***** Trecho do documento *****
Se a oposição divulgar o seu programa de governo, ela não terá apoio popular para o impeachment
A campanha do impeachment se transformou numa disputa política cega do ponto de vista programático. A oposição quer afastar Dilma, mas o que defende nos planos democrático, econômico e social para o Brasil? A oposição se opõe, mas nada propõe. A oposição denuncia, mas nada anuncia publicamente para governar o Brasil. A oposição tem sim propostas para gerir o Brasil, mas as esconde porque sabe que as mudanças propostas serão repudiadas pela população. A oposição mantém um debate programático restrito a um pequeno círculo, formado por empresários, caciques de partidos, mídia e economistas.
Economistas liberais dizem que a oposição está mentindo
Dois economistas liberais – Samuel Pessoa e Marcos Lisboa – que ilustram o post, afirmam que a oposição está mentindo para o povo brasileiro sobre a crise econômica. Samuel Pessoa vai direto ao ponto sobre as manifestações da oposição: “As ruas pensam que nossos problemas estruturais se resumem à corrupção, que teria atingido valores extraordinários com o petismo. A troca no Planalto faria aparecer recursos vultosos no caixa do Tesouro, tornando possível uma solução para nossa crise fiscal. Os fatos vindos a público pela Operação Lava Jato somente reforçam esse diagnóstico. As ruas estão erradas”. (Ceticismo sobre o governo Temer, Folha de S.Paulo, 20/03/2016 ).
Marcos Lisboa é outro economista liberal que denuncia a incoerência de parte do empresariado que apoiou muitas das decisões econômicas de Dilma: “Claro que o governo liderou o processo, mas não foi sozinho. Esse reconhecimento do fracasso e da corresponsabilidade é fundamental. Lideranças empresariais apoiaram as desonerações, a intervenção no setor elétrico, no preço dos combustíveis, a explosão do crédito subsidiado, as proteções setoriais. Atribuir unicamente ao governo que está lá a culpa e achar que trocar governo resolve, não resolve”.
*****
Atividades propostas
1. Responda às perguntas sobre o texto sobre o impeachment.
(a) Quem forma o pequeno círculo ao qual a oposição restringe o debate programático?
(b) Em que jornal e em que data saiu o artigo de Samuel Pessoa citado?
(c) Segundo Marcos Lisboa, o que é fundamental reconhecer?
2. Enumere as medidas que, conforme Marcos Lisboa no texto sobre o impeachment, tiveram o apoio de lideranças empresariais.
3. Reproduza fielmente o trecho do texto sobre o impeachment que vai de "Economistas liberais dizem" até "S.Paulo, 20/03/2016 ).", inclusive.
Baseie-se somente no texto sobre o impeachment.
***** Dados fornecidos *****
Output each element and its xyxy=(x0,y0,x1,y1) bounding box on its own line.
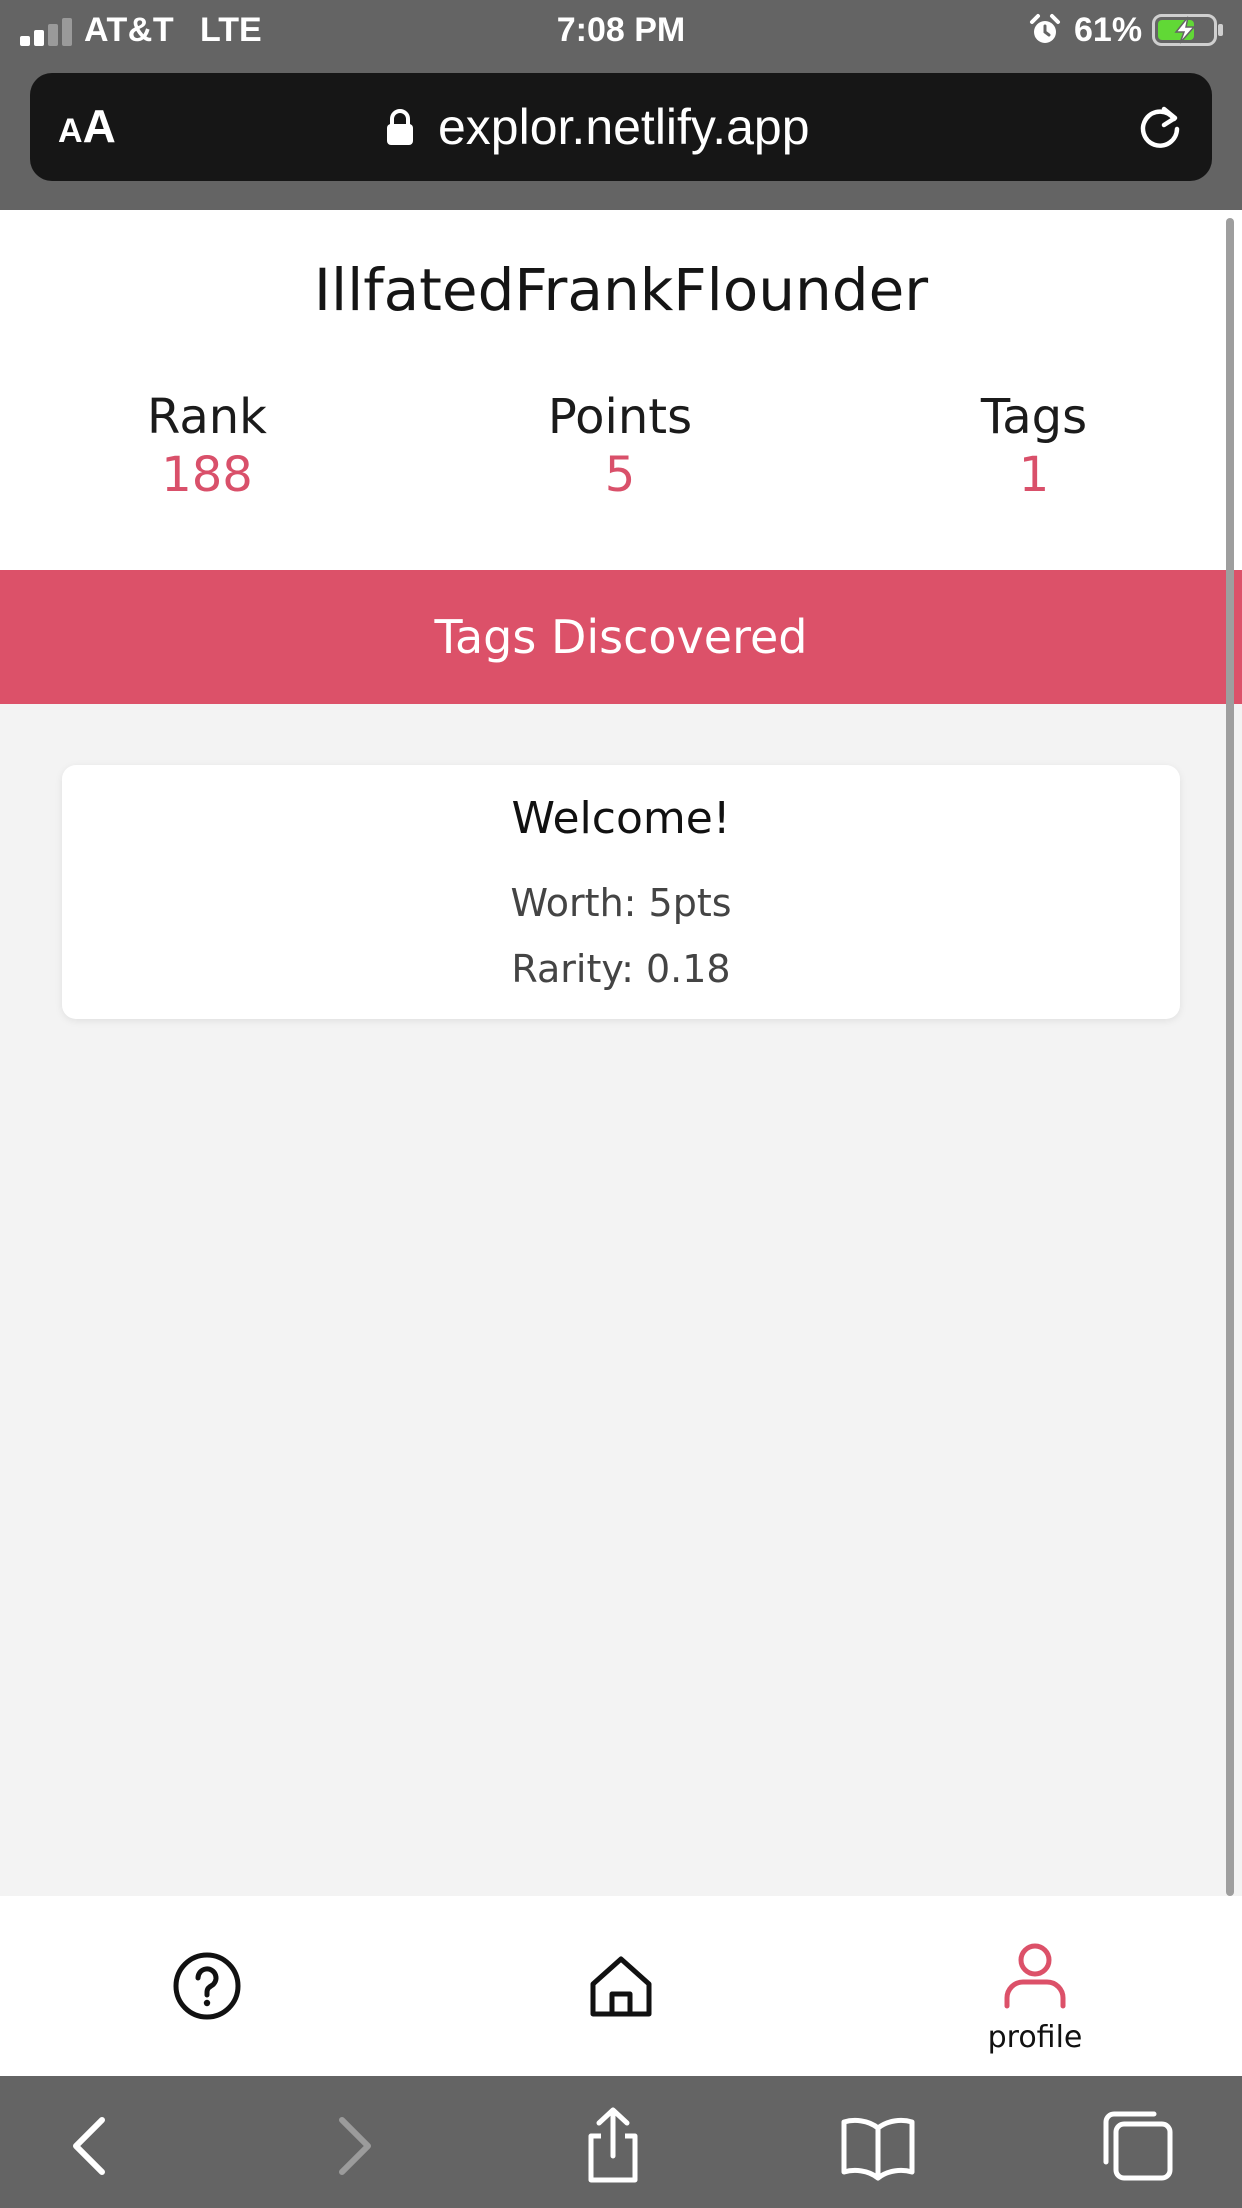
*****
Respostas esperadas
1.
(a) Empresários, caciques de partidos, mídia e economistas.
(b) Na Folha de S.Paulo, em 20/03/2016.
(c) O fracasso e a corresponsabilidade.

2.
- Desonerações
- Intervenção no setor elétrico
- Intervenção no preço dos combustíveis
- Explosão do crédito subsidiado
- Proteções setoriais

3.
Economistas liberais dizem que a oposição está mentindo
Dois economistas liberais – Samuel Pessoa e Marcos Lisboa – que ilustram o post, afirmam que a oposição está mentindo para o povo brasileiro sobre a crise econômica. Samuel Pessoa vai direto ao ponto sobre as manifestações da oposição: “As ruas pensam que nossos problemas estruturais se resumem à corrupção, que teria atingido valores extraordinários com o petismo. A troca no Planalto faria aparecer recursos vultosos no caixa do Tesouro, tornando possível uma solução para nossa crise fiscal. Os fatos vindos a público pela Operação Lava Jato somente reforçam esse diagnóstico. As ruas estão erradas”. (Ceticismo sobre o governo Temer, Folha de S.Paulo, 20/03/2016 ).